== Task statement ==
Write out each line beneath this one exactly as it reads.

>> Begin Extracted records

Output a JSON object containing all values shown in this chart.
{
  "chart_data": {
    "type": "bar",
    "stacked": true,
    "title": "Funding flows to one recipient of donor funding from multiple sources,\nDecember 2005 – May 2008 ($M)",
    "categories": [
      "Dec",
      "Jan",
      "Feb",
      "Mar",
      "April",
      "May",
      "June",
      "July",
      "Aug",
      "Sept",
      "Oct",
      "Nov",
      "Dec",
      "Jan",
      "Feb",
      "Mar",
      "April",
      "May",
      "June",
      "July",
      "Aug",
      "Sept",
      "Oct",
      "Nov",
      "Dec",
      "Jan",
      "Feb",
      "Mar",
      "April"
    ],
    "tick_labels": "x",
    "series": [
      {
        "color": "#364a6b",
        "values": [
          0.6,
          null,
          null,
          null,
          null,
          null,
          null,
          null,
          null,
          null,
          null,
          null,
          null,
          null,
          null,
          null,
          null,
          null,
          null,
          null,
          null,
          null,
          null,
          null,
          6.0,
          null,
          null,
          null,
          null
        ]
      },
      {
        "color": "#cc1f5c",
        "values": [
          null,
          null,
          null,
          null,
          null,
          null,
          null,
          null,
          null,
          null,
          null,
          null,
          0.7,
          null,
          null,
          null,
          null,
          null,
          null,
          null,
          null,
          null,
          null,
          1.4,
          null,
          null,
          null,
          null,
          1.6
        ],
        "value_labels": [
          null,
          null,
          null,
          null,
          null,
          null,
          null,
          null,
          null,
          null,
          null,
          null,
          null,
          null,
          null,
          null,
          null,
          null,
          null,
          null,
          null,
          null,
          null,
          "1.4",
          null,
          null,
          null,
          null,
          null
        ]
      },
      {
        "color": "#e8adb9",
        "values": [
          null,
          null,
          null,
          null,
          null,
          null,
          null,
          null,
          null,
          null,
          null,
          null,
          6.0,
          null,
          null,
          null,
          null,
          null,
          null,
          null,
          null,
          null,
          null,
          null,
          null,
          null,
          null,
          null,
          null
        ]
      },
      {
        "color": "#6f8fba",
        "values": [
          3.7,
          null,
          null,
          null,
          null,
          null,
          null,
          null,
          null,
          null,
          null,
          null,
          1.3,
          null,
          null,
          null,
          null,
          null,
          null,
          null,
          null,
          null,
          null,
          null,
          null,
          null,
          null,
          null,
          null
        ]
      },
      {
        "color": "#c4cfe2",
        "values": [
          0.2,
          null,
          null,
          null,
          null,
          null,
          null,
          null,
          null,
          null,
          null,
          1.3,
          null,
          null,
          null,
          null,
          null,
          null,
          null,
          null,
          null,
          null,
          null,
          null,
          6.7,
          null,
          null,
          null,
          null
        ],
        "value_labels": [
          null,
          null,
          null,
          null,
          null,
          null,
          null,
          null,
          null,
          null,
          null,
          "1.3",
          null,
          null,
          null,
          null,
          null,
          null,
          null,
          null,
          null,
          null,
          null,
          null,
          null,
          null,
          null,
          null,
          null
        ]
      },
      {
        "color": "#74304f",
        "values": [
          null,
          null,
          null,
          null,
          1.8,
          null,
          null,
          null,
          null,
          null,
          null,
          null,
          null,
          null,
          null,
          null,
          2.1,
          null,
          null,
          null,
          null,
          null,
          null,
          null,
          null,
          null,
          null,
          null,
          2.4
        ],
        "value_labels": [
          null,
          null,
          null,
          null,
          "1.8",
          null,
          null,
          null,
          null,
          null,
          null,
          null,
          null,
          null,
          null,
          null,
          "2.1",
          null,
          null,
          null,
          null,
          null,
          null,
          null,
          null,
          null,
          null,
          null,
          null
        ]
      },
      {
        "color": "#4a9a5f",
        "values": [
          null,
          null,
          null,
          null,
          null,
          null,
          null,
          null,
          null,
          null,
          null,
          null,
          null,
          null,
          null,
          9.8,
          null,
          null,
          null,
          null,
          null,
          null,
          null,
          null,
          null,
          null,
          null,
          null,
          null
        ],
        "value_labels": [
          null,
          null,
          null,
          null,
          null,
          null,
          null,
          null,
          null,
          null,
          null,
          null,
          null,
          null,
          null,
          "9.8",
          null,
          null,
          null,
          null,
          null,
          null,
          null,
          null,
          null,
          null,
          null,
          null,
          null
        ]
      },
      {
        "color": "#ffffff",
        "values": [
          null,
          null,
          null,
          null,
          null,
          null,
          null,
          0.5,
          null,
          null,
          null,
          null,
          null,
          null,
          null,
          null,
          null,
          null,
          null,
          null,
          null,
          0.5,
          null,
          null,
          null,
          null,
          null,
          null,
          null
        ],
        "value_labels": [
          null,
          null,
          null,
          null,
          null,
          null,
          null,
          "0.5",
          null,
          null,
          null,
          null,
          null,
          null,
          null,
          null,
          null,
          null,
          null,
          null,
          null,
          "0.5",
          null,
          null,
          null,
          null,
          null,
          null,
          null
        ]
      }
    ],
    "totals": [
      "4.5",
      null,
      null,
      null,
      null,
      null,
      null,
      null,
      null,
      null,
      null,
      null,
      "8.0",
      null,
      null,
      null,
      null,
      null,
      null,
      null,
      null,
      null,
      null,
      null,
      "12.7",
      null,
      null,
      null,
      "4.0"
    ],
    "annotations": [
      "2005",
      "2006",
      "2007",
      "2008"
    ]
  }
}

>> End Extracted records

== Correct output ==
Output a JSON object containing all values shown in this chart.
{
  "chart_data": {
    "type": "bar",
    "stacked": true,
    "title": "Funding flows to one recipient of donor funding from multiple sources,\nDecember 2005 – May 2008 ($M)",
    "categories": [
      "Dec",
      "Jan",
      "Feb",
      "Mar",
      "April",
      "May",
      "June",
      "July",
      "Aug",
      "Sept",
      "Oct",
      "Nov",
      "Dec",
      "Jan",
      "Feb",
      "Mar",
      "April",
      "May",
      "June",
      "July",
      "Aug",
      "Sept",
      "Oct",
      "Nov",
      "Dec",
      "Jan",
      "Feb",
      "Mar",
      "April"
    ],
    "tick_labels": "x",
    "series": [
      {
        "color": "#364a6b",
        "values": [
          0.6,
          null,
          null,
          null,
          null,
          null,
          null,
          null,
          null,
          null,
          null,
          null,
          null,
          null,
          null,
          null,
          null,
          null,
          null,
          null,
          null,
          null,
          null,
          null,
          6.0,
          null,
          null,
          null,
          null
        ]
      },
      {
        "color": "#cc1f5c",
        "values": [
          null,
          null,
          null,
          null,
          null,
          null,
          null,
          null,
          null,
          null,
          null,
          null,
          0.7,
          null,
          null,
          null,
          null,
          null,
          null,
          null,
          null,
          null,
          null,
          1.4,
          null,
          null,
          null,
          null,
          1.6
        ],
        "value_labels": [
          null,
          null,
          null,
          null,
          null,
          null,
          null,
          null,
          null,
          null,
          null,
          null,
          null,
          null,
          null,
          null,
          null,
          null,
          null,
          null,
          null,
          null,
          null,
          "1.4",
          null,
          null,
          null,
          null,
          null
        ]
      },
      {
        "color": "#e8adb9",
        "values": [
          null,
          null,
          null,
          null,
          null,
          null,
          null,
          null,
          null,
          null,
          null,
          null,
          6.0,
          null,
          null,
          null,
          null,
          null,
          null,
          null,
          null,
          null,
          null,
          null,
          null,
          null,
          null,
          null,
          null
        ]
      },
      {
        "color": "#6f8fba",
        "values": [
          3.7,
          null,
          null,
          null,
          null,
          null,
          null,
          null,
          null,
          null,
          null,
          null,
          1.3,
          null,
          null,
          null,
          null,
          null,
          null,
          null,
          null,
          null,
          null,
          null,
          null,
          null,
          null,
          null,
          null
        ]
      },
      {
        "color": "#c4cfe2",
        "values": [
          0.2,
          null,
          null,
          null,
          null,
          null,
          null,
          null,
          null,
          null,
          null,
          1.3,
          null,
          null,
          null,
          null,
          null,
          null,
          null,
          null,
          null,
          null,
          null,
          null,
          6.7,
          null,
          null,
          null,
          null
        ],
        "value_labels": [
          null,
          null,
          null,
          null,
          null,
          null,
          null,
          null,
          null,
          null,
          null,
          "1.3",
          null,
          null,
          null,
          null,
          null,
          null,
          null,
          null,
          null,
          null,
          null,
          null,
          null,
          null,
          null,
          null,
          null
        ]
      },
      {
        "color": "#74304f",
        "values": [
          null,
          null,
          null,
          null,
          1.8,
          null,
          null,
          null,
          null,
          null,
          null,
          null,
          null,
          null,
          null,
          null,
          2.1,
          null,
          null,
          null,
          null,
          null,
          null,
          null,
          null,
          null,
          null,
          null,
          2.4
        ],
        "value_labels": [
          null,
          null,
          null,
          null,
          "1.8",
          null,
          null,
          null,
          null,
          null,
          null,
          null,
          null,
          null,
          null,
          null,
          "2.1",
          null,
          null,
          null,
          null,
          null,
          null,
          null,
          null,
          null,
          null,
          null,
          null
        ]
      },
      {
        "color": "#4a9a5f",
        "values": [
          null,
          null,
          null,
          null,
          null,
          null,
          null,
          null,
          null,
          null,
          null,
          null,
          null,
          null,
          null,
          9.8,
          null,
          null,
          null,
          null,
          null,
          null,
          null,
          null,
          null,
          null,
          null,
          null,
          null
        ],
        "value_labels": [
          null,
          null,
          null,
          null,
          null,
          null,
          null,
          null,
          null,
          null,
          null,
          null,
          null,
          null,
          null,
          "9.8",
          null,
          null,
          null,
          null,
          null,
          null,
          null,
          null,
          null,
          null,
          null,
          null,
          null
        ]
      },
      {
        "color": "#ffffff",
        "values": [
          null,
          null,
          null,
          null,
          null,
          null,
          null,
          0.5,
          null,
          null,
          null,
          null,
          null,
          null,
          null,
          null,
          null,
          null,
          null,
          null,
          null,
          0.5,
          null,
          null,
          null,
          null,
          null,
          null,
          null
        ],
        "value_labels": [
          null,
          null,
          null,
          null,
          null,
          null,
          null,
          "0.5",
          null,
          null,
          null,
          null,
          null,
          null,
          null,
          null,
          null,
          null,
          null,
          null,
          null,
          "0.5",
          null,
          null,
          null,
          null,
          null,
          null,
          null
        ]
      }
    ],
    "totals": [
      "4.5",
      null,
      null,
      null,
      null,
      null,
      null,
      null,
      null,
      null,
      null,
      null,
      "8.0",
      null,
      null,
      null,
      null,
      null,
      null,
      null,
      null,
      null,
      null,
      null,
      "12.7",
      null,
      null,
      null,
      "4.0"
    ],
    "annotations": [
      "2005",
      "2006",
      "2007",
      "2008"
    ]
  }
}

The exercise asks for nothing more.